**DATA PROVIDED:**
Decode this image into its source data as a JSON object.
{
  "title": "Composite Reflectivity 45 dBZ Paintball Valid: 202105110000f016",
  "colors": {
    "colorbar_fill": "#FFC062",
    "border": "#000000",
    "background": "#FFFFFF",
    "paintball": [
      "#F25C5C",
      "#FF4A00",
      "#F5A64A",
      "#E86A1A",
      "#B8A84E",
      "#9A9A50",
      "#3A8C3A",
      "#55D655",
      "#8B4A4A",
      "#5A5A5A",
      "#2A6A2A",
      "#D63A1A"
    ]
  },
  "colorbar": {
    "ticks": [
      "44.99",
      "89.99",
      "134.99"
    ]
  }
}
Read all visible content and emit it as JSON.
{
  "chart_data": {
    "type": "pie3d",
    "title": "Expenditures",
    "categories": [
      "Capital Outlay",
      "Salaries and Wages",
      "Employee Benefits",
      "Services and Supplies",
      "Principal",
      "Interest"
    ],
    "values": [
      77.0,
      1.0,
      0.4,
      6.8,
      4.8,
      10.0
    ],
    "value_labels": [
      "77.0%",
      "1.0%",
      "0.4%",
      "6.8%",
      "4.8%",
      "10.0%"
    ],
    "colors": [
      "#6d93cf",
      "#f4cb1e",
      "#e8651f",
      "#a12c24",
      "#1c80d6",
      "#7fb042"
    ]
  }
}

**TASK REQUIREMENTS:**
Within the records, how many lines include "title"? The answer is the number and nothing else.

**THE RESPONSE:**
2